Task to carry out:
From the listing below, copy every line with the word "blood".

Records provided:

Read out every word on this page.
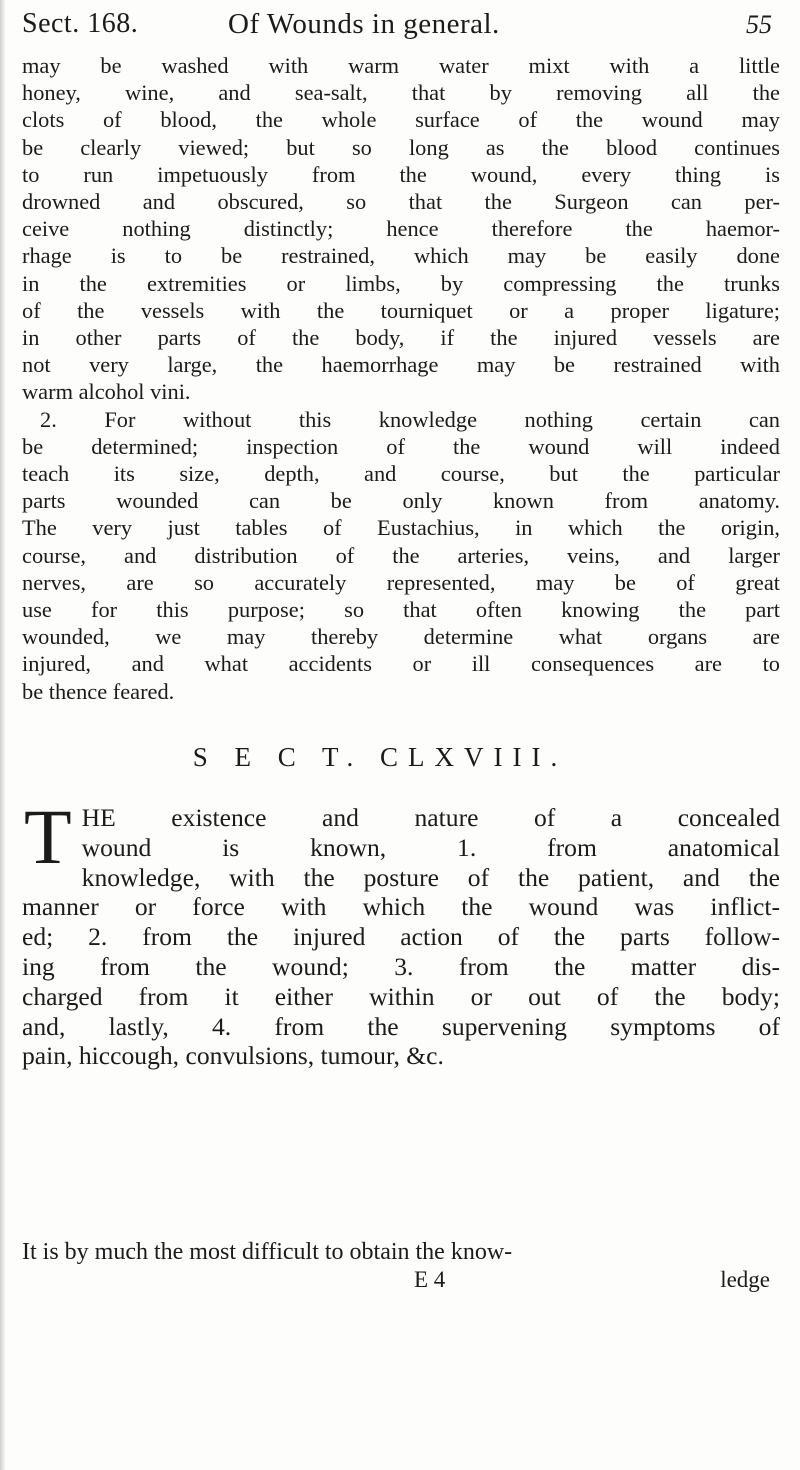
Sect. 168.	Of Wounds in general.	55

may be washed with warm water mixt with a little
honey, wine, and sea-salt, that by removing all the
clots of blood, the whole surface of the wound may
be clearly viewed; but so long as the blood continues
to run impetuously from the wound, every thing is
drowned and obscured, so that the Surgeon can per-
ceive nothing distinctly; hence therefore the haemor-
rhage is to be restrained, which may be easily done
in the extremities or limbs, by compressing the trunks
of the vessels with the tourniquet or a proper ligature;
in other parts of the body, if the injured vessels are
not very large, the haemorrhage may be restrained with
warm alcohol vini.

2. For without this knowledge nothing certain can
be determined; inspection of the wound will indeed
teach its size, depth, and course, but the particular
parts wounded can be only known from anatomy.
The very just tables of Eustachius, in which the origin,
course, and distribution of the arteries, veins, and larger
nerves, are so accurately represented, may be of great
use for this purpose; so that often knowing the part
wounded, we may thereby determine what organs are
injured, and what accidents or ill consequences are to
be thence feared.

S E C T. CLXVIII.

T HE existence and nature of a concealed
wound is known, 1. from anatomical
knowledge, with the posture of the patient, and the
manner or force with which the wound was inflict-
ed; 2. from the injured action of the parts follow-
ing from the wound; 3. from the matter dis-
charged from it either within or out of the body;
and, lastly, 4. from the supervening symptoms of
pain, hiccough, convulsions, tumour, &c.

It is by much the most difficult to obtain the know-
E 4	ledge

Task solution:
clots of blood, the whole surface of the wound may
be clearly viewed; but so long as the blood continues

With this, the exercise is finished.